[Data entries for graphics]
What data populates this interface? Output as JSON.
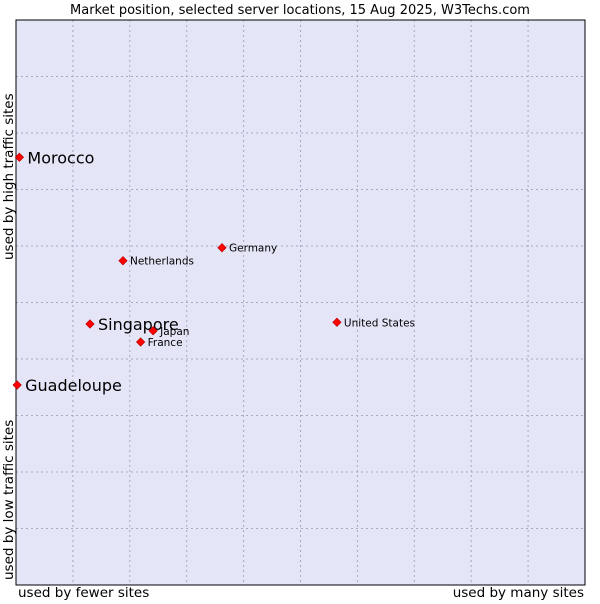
{
  "chart_data": {
    "type": "scatter",
    "title": "Market position, selected server locations, 15 Aug 2025, W3Techs.com",
    "xlabel_left": "used by fewer sites",
    "xlabel_right": "used by many sites",
    "ylabel_bottom": "used by low traffic sites",
    "ylabel_top": "used by high traffic sites",
    "xlim": [
      0,
      100
    ],
    "ylim": [
      0,
      100
    ],
    "grid": true,
    "colors": {
      "plot_background": "#e4e6f8",
      "grid": "#a8a8c0",
      "frame": "#000000",
      "marker": "#ff0000"
    },
    "points": [
      {
        "name": "Morocco",
        "x": 0.6,
        "y": 75.7,
        "highlight": true
      },
      {
        "name": "Singapore",
        "x": 13.0,
        "y": 46.2,
        "highlight": true
      },
      {
        "name": "Guadeloupe",
        "x": 0.2,
        "y": 35.4,
        "highlight": true
      },
      {
        "name": "Germany",
        "x": 36.2,
        "y": 59.7,
        "highlight": false
      },
      {
        "name": "Netherlands",
        "x": 18.8,
        "y": 57.4,
        "highlight": false
      },
      {
        "name": "United States",
        "x": 56.4,
        "y": 46.5,
        "highlight": false
      },
      {
        "name": "Japan",
        "x": 24.1,
        "y": 45.0,
        "highlight": false
      },
      {
        "name": "France",
        "x": 21.9,
        "y": 43.0,
        "highlight": false
      }
    ]
  }
}
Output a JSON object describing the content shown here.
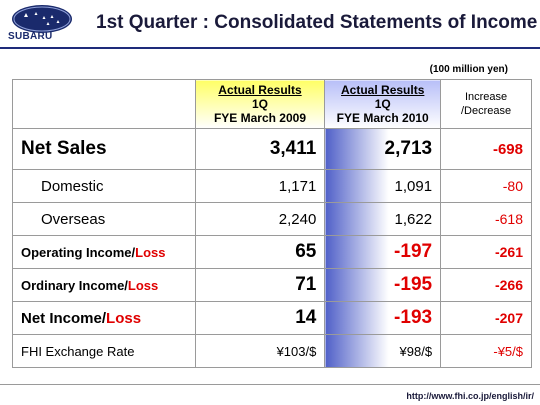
{
  "header": {
    "logo_text": "SUBARU",
    "title": "1st Quarter : Consolidated Statements of Income"
  },
  "unit_note": "(100 million yen)",
  "columns": {
    "col1_line1": "Actual Results",
    "col1_line2": "1Q",
    "col1_line3": "FYE March 2009",
    "col2_line1": "Actual Results",
    "col2_line2": "1Q",
    "col2_line3": "FYE March 2010",
    "col3_line1": "Increase",
    "col3_line2": "/Decrease"
  },
  "rows": [
    {
      "label": "Net Sales",
      "v2009": "3,411",
      "v2010": "2,713",
      "change": "-698"
    },
    {
      "label": "Domestic",
      "v2009": "1,171",
      "v2010": "1,091",
      "change": "-80"
    },
    {
      "label": "Overseas",
      "v2009": "2,240",
      "v2010": "1,622",
      "change": "-618"
    },
    {
      "label_a": "Operating Income/",
      "label_b": "Loss",
      "v2009": "65",
      "v2010": "-197",
      "change": "-261"
    },
    {
      "label_a": "Ordinary Income/",
      "label_b": "Loss",
      "v2009": "71",
      "v2010": "-195",
      "change": "-266"
    },
    {
      "label_a": "Net Income/",
      "label_b": "Loss",
      "v2009": "14",
      "v2010": "-193",
      "change": "-207"
    },
    {
      "label": "FHI Exchange Rate",
      "v2009": "¥103/$",
      "v2010": "¥98/$",
      "change": "-¥5/$"
    }
  ],
  "colors": {
    "header_rule": "#1e2b7a",
    "negative": "#e00000",
    "highlight_2009": "#ffff66",
    "highlight_2010": "#5060c8"
  },
  "footer": {
    "url": "http://www.fhi.co.jp/english/ir/"
  }
}
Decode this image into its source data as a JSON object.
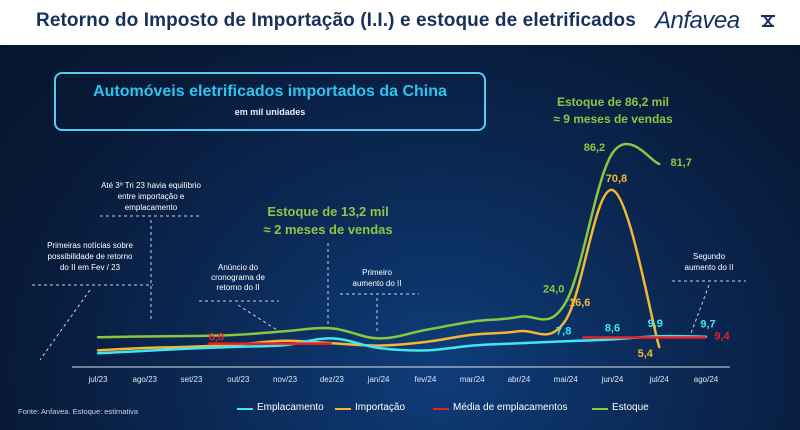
{
  "header": {
    "title": "Retorno do Imposto de Importação (I.I.) e estoque de eletrificados",
    "logo_text": "Anfavea"
  },
  "panel": {
    "title": "Automóveis eletrificados importados da China",
    "subtitle": "em mil unidades"
  },
  "annotations": {
    "first_news": [
      "Primeiras notícias sobre",
      "possibilidade de retorno",
      "do II em Fev / 23"
    ],
    "equilibrium": [
      "Até 3º Tri 23 havia equilíbrio",
      "entre importação e",
      "emplacamento"
    ],
    "announcement": [
      "Anúncio do",
      "cronograma de",
      "retorno do II"
    ],
    "stock_132": [
      "Estoque de 13,2 mil",
      "≈ 2 meses de vendas"
    ],
    "first_increase": [
      "Primeiro",
      "aumento do II"
    ],
    "stock_862": [
      "Estoque de 86,2 mil",
      "≈ 9 meses de vendas"
    ],
    "second_increase": [
      "Segundo",
      "aumento do II"
    ]
  },
  "source": "Fonte: Anfavea.  Estoque: estimativa",
  "colors": {
    "emplacamento": "#3ee8f2",
    "importacao": "#f5b731",
    "media": "#e8202a",
    "estoque": "#8cc641",
    "panel_title": "#2ec3f3",
    "header_text": "#16325c"
  },
  "chart_data": {
    "type": "line",
    "categories": [
      "jul/23",
      "ago/23",
      "set/23",
      "out/23",
      "nov/23",
      "dez/23",
      "jan/24",
      "fev/24",
      "mar/24",
      "abr/24",
      "mai/24",
      "jun/24",
      "jul/24",
      "ago/24"
    ],
    "ylim": [
      0,
      95
    ],
    "series": [
      {
        "name": "Emplacamento",
        "color": "#3ee8f2",
        "x": [
          "jul/23",
          "ago/23",
          "set/23",
          "out/23",
          "nov/23",
          "dez/23",
          "jan/24",
          "fev/24",
          "mar/24",
          "abr/24",
          "mai/24",
          "jun/24",
          "jul/24",
          "ago/24"
        ],
        "values": [
          2.8,
          3.8,
          4.8,
          5.5,
          6.2,
          9.0,
          5.0,
          4.0,
          6.0,
          7.0,
          7.8,
          8.6,
          9.9,
          9.7
        ]
      },
      {
        "name": "Importação",
        "color": "#f5b731",
        "x": [
          "jul/23",
          "ago/23",
          "set/23",
          "out/23",
          "nov/23",
          "dez/23",
          "jan/24",
          "fev/24",
          "mar/24",
          "abr/24",
          "mai/24",
          "jun/24",
          "jul/24"
        ],
        "values": [
          4.0,
          5.0,
          5.5,
          6.5,
          8.0,
          7.0,
          6.0,
          7.5,
          10.5,
          12.0,
          16.6,
          70.8,
          5.4
        ]
      },
      {
        "name": "Média de emplacamentos",
        "color": "#e8202a",
        "x": [
          "out/23",
          "nov/23",
          "dez/23"
        ],
        "values": [
          6.8,
          6.8,
          6.8
        ],
        "x2": [
          "jun/24",
          "jul/24",
          "ago/24"
        ],
        "values2": [
          9.4,
          9.4,
          9.4
        ]
      },
      {
        "name": "Estoque",
        "color": "#8cc641",
        "x": [
          "jul/23",
          "ago/23",
          "set/23",
          "out/23",
          "nov/23",
          "dez/23",
          "jan/24",
          "fev/24",
          "mar/24",
          "abr/24",
          "mai/24",
          "jun/24",
          "jul/24"
        ],
        "values": [
          9.5,
          9.8,
          10.0,
          10.5,
          12.0,
          13.2,
          9.0,
          12.5,
          16.0,
          18.0,
          24.0,
          86.2,
          81.7
        ]
      }
    ],
    "data_labels": [
      {
        "series": "Média de emplacamentos",
        "x": "out/23",
        "text": "6,8"
      },
      {
        "series": "Estoque",
        "x": "mai/24",
        "text": "24,0"
      },
      {
        "series": "Importação",
        "x": "mai/24",
        "text": "16,6"
      },
      {
        "series": "Emplacamento",
        "x": "mai/24",
        "text": "7,8"
      },
      {
        "series": "Emplacamento",
        "x": "jun/24",
        "text": "8,6"
      },
      {
        "series": "Estoque",
        "x": "jun/24",
        "text": "86,2"
      },
      {
        "series": "Importação",
        "x": "jun/24",
        "text": "70,8"
      },
      {
        "series": "Estoque",
        "x": "jul/24",
        "text": "81,7"
      },
      {
        "series": "Emplacamento",
        "x": "jul/24",
        "text": "9,9"
      },
      {
        "series": "Importação",
        "x": "jul/24",
        "text": "5,4"
      },
      {
        "series": "Emplacamento",
        "x": "ago/24",
        "text": "9,7"
      },
      {
        "series": "Média de emplacamentos",
        "x": "ago/24",
        "text": "9,4"
      }
    ],
    "legend": [
      "Emplacamento",
      "Importação",
      "Média de emplacamentos",
      "Estoque"
    ],
    "legend_position": "bottom"
  }
}
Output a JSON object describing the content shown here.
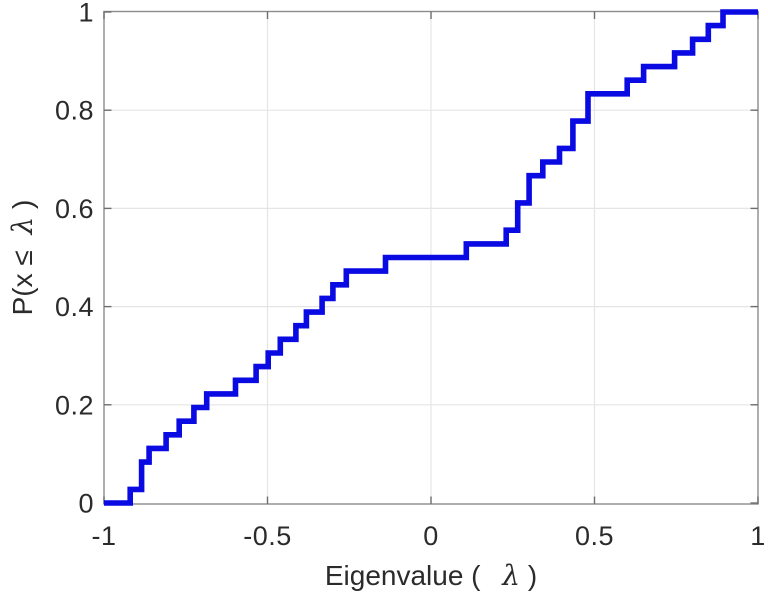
{
  "chart_data": {
    "type": "line",
    "subtype": "ecdf-stairs",
    "title": "",
    "xlabel": {
      "pre": "Eigenvalue (",
      "symbol": "λ",
      "post": ")"
    },
    "ylabel": {
      "pre": "P(x ≤",
      "symbol": "λ",
      "post": ")"
    },
    "xlim": [
      -1,
      1
    ],
    "ylim": [
      0,
      1
    ],
    "xticks": {
      "values": [
        -1,
        -0.5,
        0,
        0.5,
        1
      ],
      "labels": [
        "-1",
        "-0.5",
        "0",
        "0.5",
        "1"
      ]
    },
    "yticks": {
      "values": [
        0,
        0.2,
        0.4,
        0.6,
        0.8,
        1
      ],
      "labels": [
        "0",
        "0.2",
        "0.4",
        "0.6",
        "0.8",
        "1"
      ]
    },
    "grid": {
      "enabled": true,
      "x_gridlines": [
        -0.5,
        0,
        0.5
      ],
      "y_gridlines": [
        0.2,
        0.4,
        0.6,
        0.8
      ]
    },
    "legend": "none",
    "n_samples": 36,
    "samples": [
      -0.92,
      -0.885,
      -0.885,
      -0.862,
      -0.81,
      -0.77,
      -0.725,
      -0.686,
      -0.598,
      -0.535,
      -0.498,
      -0.461,
      -0.413,
      -0.381,
      -0.333,
      -0.3,
      -0.259,
      -0.139,
      0.108,
      0.23,
      0.265,
      0.265,
      0.3,
      0.3,
      0.342,
      0.393,
      0.434,
      0.434,
      0.48,
      0.48,
      0.6,
      0.65,
      0.745,
      0.8,
      0.848,
      0.893
    ],
    "curve_start_x": -1,
    "curve_end_x": 1,
    "colors": {
      "line": "#0a0ae2",
      "frame": "#8c8c8c",
      "gridline": "#e5e5e5",
      "tick": "#6e6e6e",
      "text": "#2b2b2b",
      "background": "#ffffff"
    },
    "line_width": 5.6
  }
}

__Goal of the exercise__. Reply with only the number of lines in the entries that contain the word "sites".

__Result of the task__. 4